-- BEGIN SOURCE DATA --
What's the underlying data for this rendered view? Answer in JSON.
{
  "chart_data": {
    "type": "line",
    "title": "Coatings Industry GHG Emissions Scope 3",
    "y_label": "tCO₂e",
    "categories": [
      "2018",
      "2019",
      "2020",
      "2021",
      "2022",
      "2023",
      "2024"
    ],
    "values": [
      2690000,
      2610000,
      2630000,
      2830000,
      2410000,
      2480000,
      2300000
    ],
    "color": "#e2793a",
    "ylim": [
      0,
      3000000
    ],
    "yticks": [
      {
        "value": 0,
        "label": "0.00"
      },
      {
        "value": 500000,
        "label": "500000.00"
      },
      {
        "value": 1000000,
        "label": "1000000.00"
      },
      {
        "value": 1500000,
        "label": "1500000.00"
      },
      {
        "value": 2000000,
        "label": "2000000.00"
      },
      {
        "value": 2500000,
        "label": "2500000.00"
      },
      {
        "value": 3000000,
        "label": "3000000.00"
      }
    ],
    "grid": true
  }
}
-- END SOURCE DATA --
#### EXERCISE TASK:
Copy each line of the data exactly, leaving nothing out.

#### RIGHT ANSWER:
What's the underlying data for this rendered view? Answer in JSON.
{
  "chart_data": {
    "type": "line",
    "title": "Coatings Industry GHG Emissions Scope 3",
    "y_label": "tCO₂e",
    "categories": [
      "2018",
      "2019",
      "2020",
      "2021",
      "2022",
      "2023",
      "2024"
    ],
    "values": [
      2690000,
      2610000,
      2630000,
      2830000,
      2410000,
      2480000,
      2300000
    ],
    "color": "#e2793a",
    "ylim": [
      0,
      3000000
    ],
    "yticks": [
      {
        "value": 0,
        "label": "0.00"
      },
      {
        "value": 500000,
        "label": "500000.00"
      },
      {
        "value": 1000000,
        "label": "1000000.00"
      },
      {
        "value": 1500000,
        "label": "1500000.00"
      },
      {
        "value": 2000000,
        "label": "2000000.00"
      },
      {
        "value": 2500000,
        "label": "2500000.00"
      },
      {
        "value": 3000000,
        "label": "3000000.00"
      }
    ],
    "grid": true
  }
}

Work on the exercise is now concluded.